**Problem to work on**
Reproduce the passage on the All India Educational Movement from "All India Educational" to "Hotel Cuttack, Odisha.", keeping the wording unchanged.

All India Educational Movement (AIEM) New Delhi, founded by Sayyid Hamid, has been working for promotion of education among Muslims for over last two decades. To achieve its objectives, AIEM has been organising annul conferences for the last four years. First “All India Muslim Educational Conference” (AIMEC) was held in New Delhi on 27-28 February, 2010 under the chairmanship of its founder President Sayyid Hamid. Maulana Rabe Hasani Nadvi was the Chief Speaker. Second AIMEC was organised at Shibli Academy, Azamgarh on 6-7 March, 2011, third at Kolkata on 17-18 March, 2012. The 4th AIMEC was organised in collaboration with Muslim Educational Trust on 16-17 March 2013 at Akbari Hotel Cuttack, Odisha.

**Material provided**
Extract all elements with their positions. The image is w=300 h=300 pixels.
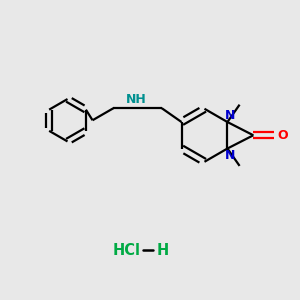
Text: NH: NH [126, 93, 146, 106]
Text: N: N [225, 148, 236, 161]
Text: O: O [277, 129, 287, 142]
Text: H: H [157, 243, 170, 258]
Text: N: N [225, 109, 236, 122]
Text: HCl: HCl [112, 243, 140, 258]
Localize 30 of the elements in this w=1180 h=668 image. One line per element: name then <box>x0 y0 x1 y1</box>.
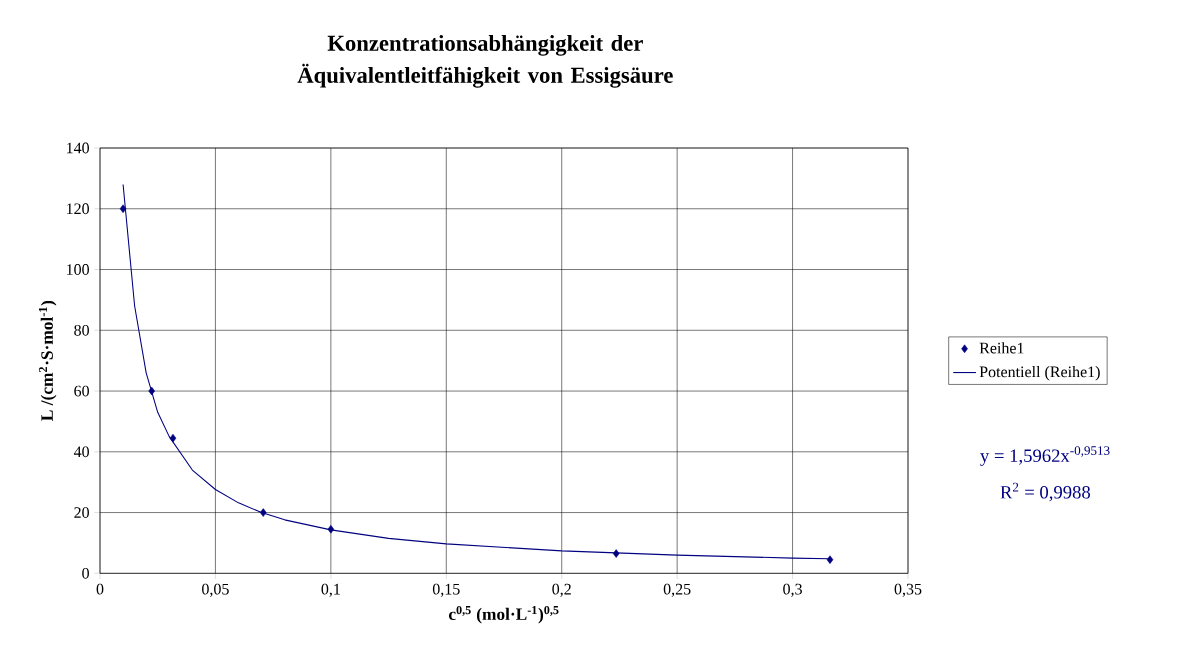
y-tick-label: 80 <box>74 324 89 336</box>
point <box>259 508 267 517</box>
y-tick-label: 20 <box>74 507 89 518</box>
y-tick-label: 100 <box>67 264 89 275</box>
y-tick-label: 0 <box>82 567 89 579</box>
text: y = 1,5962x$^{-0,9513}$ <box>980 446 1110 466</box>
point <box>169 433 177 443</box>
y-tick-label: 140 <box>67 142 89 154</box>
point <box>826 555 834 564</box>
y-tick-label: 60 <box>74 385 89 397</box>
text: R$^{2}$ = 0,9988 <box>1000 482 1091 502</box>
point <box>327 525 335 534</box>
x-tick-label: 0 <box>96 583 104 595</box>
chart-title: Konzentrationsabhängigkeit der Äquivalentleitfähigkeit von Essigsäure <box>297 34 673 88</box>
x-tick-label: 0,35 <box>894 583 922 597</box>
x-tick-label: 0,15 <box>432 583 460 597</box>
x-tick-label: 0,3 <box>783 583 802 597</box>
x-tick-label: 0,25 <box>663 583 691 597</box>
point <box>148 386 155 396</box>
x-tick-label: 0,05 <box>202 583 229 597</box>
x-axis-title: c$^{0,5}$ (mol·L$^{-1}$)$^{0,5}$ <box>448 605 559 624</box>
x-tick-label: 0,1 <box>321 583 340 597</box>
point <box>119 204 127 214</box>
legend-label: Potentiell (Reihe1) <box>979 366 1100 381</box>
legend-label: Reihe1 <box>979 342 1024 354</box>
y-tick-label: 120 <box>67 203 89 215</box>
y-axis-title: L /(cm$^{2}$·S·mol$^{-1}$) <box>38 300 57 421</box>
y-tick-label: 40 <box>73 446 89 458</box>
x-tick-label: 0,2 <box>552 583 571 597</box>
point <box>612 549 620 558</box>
...
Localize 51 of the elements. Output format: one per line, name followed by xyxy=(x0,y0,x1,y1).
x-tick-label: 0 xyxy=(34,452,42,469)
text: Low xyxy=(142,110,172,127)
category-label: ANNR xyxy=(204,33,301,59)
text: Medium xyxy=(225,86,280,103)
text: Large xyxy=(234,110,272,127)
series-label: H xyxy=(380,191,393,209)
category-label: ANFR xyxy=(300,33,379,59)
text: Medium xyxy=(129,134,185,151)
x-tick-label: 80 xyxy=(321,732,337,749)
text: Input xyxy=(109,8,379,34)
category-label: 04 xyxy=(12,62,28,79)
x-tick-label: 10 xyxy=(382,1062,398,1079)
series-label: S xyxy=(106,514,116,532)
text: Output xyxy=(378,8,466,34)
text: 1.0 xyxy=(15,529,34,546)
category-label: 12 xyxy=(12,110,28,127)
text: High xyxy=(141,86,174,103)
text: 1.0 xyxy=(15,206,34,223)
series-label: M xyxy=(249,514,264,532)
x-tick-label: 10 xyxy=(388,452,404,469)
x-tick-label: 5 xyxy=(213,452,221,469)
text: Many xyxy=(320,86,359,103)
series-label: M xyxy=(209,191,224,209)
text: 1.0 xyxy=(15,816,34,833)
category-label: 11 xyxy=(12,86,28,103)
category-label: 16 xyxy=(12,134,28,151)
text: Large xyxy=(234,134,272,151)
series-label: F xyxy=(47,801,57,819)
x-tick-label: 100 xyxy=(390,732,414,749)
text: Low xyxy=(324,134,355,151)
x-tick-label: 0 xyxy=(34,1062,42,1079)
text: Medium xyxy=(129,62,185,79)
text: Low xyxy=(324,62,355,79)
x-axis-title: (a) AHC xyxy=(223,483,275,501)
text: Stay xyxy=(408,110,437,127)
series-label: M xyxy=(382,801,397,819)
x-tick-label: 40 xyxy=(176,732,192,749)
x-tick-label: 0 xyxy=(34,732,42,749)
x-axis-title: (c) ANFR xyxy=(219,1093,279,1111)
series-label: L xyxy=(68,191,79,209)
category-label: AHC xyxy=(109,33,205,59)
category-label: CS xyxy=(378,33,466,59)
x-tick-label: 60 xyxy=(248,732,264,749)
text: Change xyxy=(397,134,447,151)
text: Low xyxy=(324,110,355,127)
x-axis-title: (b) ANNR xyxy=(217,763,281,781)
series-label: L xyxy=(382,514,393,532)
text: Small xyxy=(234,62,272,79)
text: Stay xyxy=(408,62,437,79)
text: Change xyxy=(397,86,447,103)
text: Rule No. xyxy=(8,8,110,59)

**Solution**
All India Educational Movement (AIEM) New Delhi, founded by Sayyid Hamid, has been working for promotion of education among Muslims for over last two decades. To achieve its objectives, AIEM has been organising annul conferences for the last four years. First “All India Muslim Educational Conference” (AIMEC) was held in New Delhi on 27-28 February, 2010 under the chairmanship of its founder President Sayyid Hamid. Maulana Rabe Hasani Nadvi was the Chief Speaker. Second AIMEC was organised at Shibli Academy, Azamgarh on 6-7 March, 2011, third at Kolkata on 17-18 March, 2012. The 4th AIMEC was organised in collaboration with Muslim Educational Trust on 16-17 March 2013 at Akbari Hotel Cuttack, Odisha.